◆ Problem:
Reproduce every entry exactly as shown.

[Data entries]
# # #
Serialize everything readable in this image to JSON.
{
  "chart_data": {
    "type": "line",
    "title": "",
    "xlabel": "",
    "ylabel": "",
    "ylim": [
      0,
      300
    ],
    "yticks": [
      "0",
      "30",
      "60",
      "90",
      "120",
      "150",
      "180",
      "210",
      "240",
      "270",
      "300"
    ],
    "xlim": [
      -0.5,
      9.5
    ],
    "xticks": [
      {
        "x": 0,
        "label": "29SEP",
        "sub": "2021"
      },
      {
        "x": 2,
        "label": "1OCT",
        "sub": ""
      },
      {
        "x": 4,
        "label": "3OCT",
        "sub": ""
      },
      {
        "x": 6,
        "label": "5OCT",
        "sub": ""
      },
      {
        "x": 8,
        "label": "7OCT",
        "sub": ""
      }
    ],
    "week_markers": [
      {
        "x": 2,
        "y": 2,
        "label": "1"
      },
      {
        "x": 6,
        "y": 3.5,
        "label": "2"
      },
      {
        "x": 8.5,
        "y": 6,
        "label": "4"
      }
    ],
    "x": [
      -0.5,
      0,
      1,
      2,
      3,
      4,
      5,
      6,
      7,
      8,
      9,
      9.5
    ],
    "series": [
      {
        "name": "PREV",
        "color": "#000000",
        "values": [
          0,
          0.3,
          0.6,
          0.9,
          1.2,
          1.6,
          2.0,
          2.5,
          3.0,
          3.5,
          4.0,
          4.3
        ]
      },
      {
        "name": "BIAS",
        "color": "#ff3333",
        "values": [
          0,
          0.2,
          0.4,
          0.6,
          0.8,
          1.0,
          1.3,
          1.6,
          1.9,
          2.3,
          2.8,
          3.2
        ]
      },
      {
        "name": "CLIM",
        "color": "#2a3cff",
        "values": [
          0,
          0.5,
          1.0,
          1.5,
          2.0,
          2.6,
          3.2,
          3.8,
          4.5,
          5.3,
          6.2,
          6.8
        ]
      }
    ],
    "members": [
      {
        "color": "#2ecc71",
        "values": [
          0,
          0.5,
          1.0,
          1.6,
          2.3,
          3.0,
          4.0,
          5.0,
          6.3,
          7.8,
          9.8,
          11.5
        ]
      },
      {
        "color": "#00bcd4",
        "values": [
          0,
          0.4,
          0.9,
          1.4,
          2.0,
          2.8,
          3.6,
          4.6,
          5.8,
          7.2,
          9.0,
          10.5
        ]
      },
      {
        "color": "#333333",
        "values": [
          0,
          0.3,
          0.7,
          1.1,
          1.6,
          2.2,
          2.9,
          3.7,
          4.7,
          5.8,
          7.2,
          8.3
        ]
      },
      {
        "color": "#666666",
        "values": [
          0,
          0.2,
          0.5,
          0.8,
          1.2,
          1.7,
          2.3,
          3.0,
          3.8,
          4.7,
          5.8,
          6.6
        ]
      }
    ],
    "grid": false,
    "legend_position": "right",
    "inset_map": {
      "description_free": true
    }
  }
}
# # #
◆ Reply:
Serialize everything readable in this image to JSON.
{
  "chart_data": {
    "type": "line",
    "title": "",
    "xlabel": "",
    "ylabel": "",
    "ylim": [
      0,
      300
    ],
    "yticks": [
      "0",
      "30",
      "60",
      "90",
      "120",
      "150",
      "180",
      "210",
      "240",
      "270",
      "300"
    ],
    "xlim": [
      -0.5,
      9.5
    ],
    "xticks": [
      {
        "x": 0,
        "label": "29SEP",
        "sub": "2021"
      },
      {
        "x": 2,
        "label": "1OCT",
        "sub": ""
      },
      {
        "x": 4,
        "label": "3OCT",
        "sub": ""
      },
      {
        "x": 6,
        "label": "5OCT",
        "sub": ""
      },
      {
        "x": 8,
        "label": "7OCT",
        "sub": ""
      }
    ],
    "week_markers": [
      {
        "x": 2,
        "y": 2,
        "label": "1"
      },
      {
        "x": 6,
        "y": 3.5,
        "label": "2"
      },
      {
        "x": 8.5,
        "y": 6,
        "label": "4"
      }
    ],
    "x": [
      -0.5,
      0,
      1,
      2,
      3,
      4,
      5,
      6,
      7,
      8,
      9,
      9.5
    ],
    "series": [
      {
        "name": "PREV",
        "color": "#000000",
        "values": [
          0,
          0.3,
          0.6,
          0.9,
          1.2,
          1.6,
          2.0,
          2.5,
          3.0,
          3.5,
          4.0,
          4.3
        ]
      },
      {
        "name": "BIAS",
        "color": "#ff3333",
        "values": [
          0,
          0.2,
          0.4,
          0.6,
          0.8,
          1.0,
          1.3,
          1.6,
          1.9,
          2.3,
          2.8,
          3.2
        ]
      },
      {
        "name": "CLIM",
        "color": "#2a3cff",
        "values": [
          0,
          0.5,
          1.0,
          1.5,
          2.0,
          2.6,
          3.2,
          3.8,
          4.5,
          5.3,
          6.2,
          6.8
        ]
      }
    ],
    "members": [
      {
        "color": "#2ecc71",
        "values": [
          0,
          0.5,
          1.0,
          1.6,
          2.3,
          3.0,
          4.0,
          5.0,
          6.3,
          7.8,
          9.8,
          11.5
        ]
      },
      {
        "color": "#00bcd4",
        "values": [
          0,
          0.4,
          0.9,
          1.4,
          2.0,
          2.8,
          3.6,
          4.6,
          5.8,
          7.2,
          9.0,
          10.5
        ]
      },
      {
        "color": "#333333",
        "values": [
          0,
          0.3,
          0.7,
          1.1,
          1.6,
          2.2,
          2.9,
          3.7,
          4.7,
          5.8,
          7.2,
          8.3
        ]
      },
      {
        "color": "#666666",
        "values": [
          0,
          0.2,
          0.5,
          0.8,
          1.2,
          1.7,
          2.3,
          3.0,
          3.8,
          4.7,
          5.8,
          6.6
        ]
      }
    ],
    "grid": false,
    "legend_position": "right",
    "inset_map": {
      "description_free": true
    }
  }
}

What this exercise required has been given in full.